*DIRECTIONS FOR THIS TASK*
Exactly as written, print each record in the listing.

*RECORDS FOR THE TASK*
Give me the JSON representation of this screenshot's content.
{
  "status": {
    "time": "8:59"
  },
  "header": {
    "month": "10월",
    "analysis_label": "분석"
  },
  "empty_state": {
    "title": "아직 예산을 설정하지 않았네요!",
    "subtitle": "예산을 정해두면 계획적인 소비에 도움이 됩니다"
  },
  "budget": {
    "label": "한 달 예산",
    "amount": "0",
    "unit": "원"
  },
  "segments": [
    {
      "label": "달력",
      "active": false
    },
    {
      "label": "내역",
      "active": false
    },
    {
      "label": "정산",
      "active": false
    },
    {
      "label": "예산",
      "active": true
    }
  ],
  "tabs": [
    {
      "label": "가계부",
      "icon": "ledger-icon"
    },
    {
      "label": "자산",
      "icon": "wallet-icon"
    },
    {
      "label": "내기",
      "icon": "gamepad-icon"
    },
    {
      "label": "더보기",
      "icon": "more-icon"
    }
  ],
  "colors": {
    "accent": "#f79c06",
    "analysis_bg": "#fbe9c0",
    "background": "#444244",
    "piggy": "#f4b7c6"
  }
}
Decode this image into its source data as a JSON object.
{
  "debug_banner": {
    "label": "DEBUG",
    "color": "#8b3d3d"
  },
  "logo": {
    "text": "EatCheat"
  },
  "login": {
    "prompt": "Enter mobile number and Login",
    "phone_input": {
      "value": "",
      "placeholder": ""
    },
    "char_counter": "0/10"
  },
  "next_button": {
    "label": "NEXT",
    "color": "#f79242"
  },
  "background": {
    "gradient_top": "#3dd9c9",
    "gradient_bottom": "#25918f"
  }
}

*WRITTEN SOLUTION*
Give me the JSON representation of this screenshot's content.
{
  "status": {
    "time": "8:59"
  },
  "header": {
    "month": "10월",
    "analysis_label": "분석"
  },
  "empty_state": {
    "title": "아직 예산을 설정하지 않았네요!",
    "subtitle": "예산을 정해두면 계획적인 소비에 도움이 됩니다"
  },
  "budget": {
    "label": "한 달 예산",
    "amount": "0",
    "unit": "원"
  },
  "segments": [
    {
      "label": "달력",
      "active": false
    },
    {
      "label": "내역",
      "active": false
    },
    {
      "label": "정산",
      "active": false
    },
    {
      "label": "예산",
      "active": true
    }
  ],
  "tabs": [
    {
      "label": "가계부",
      "icon": "ledger-icon"
    },
    {
      "label": "자산",
      "icon": "wallet-icon"
    },
    {
      "label": "내기",
      "icon": "gamepad-icon"
    },
    {
      "label": "더보기",
      "icon": "more-icon"
    }
  ],
  "colors": {
    "accent": "#f79c06",
    "analysis_bg": "#fbe9c0",
    "background": "#444244",
    "piggy": "#f4b7c6"
  }
}
Decode this image into its source data as a JSON object.
{
  "debug_banner": {
    "label": "DEBUG",
    "color": "#8b3d3d"
  },
  "logo": {
    "text": "EatCheat"
  },
  "login": {
    "prompt": "Enter mobile number and Login",
    "phone_input": {
      "value": "",
      "placeholder": ""
    },
    "char_counter": "0/10"
  },
  "next_button": {
    "label": "NEXT",
    "color": "#f79242"
  },
  "background": {
    "gradient_top": "#3dd9c9",
    "gradient_bottom": "#25918f"
  }
}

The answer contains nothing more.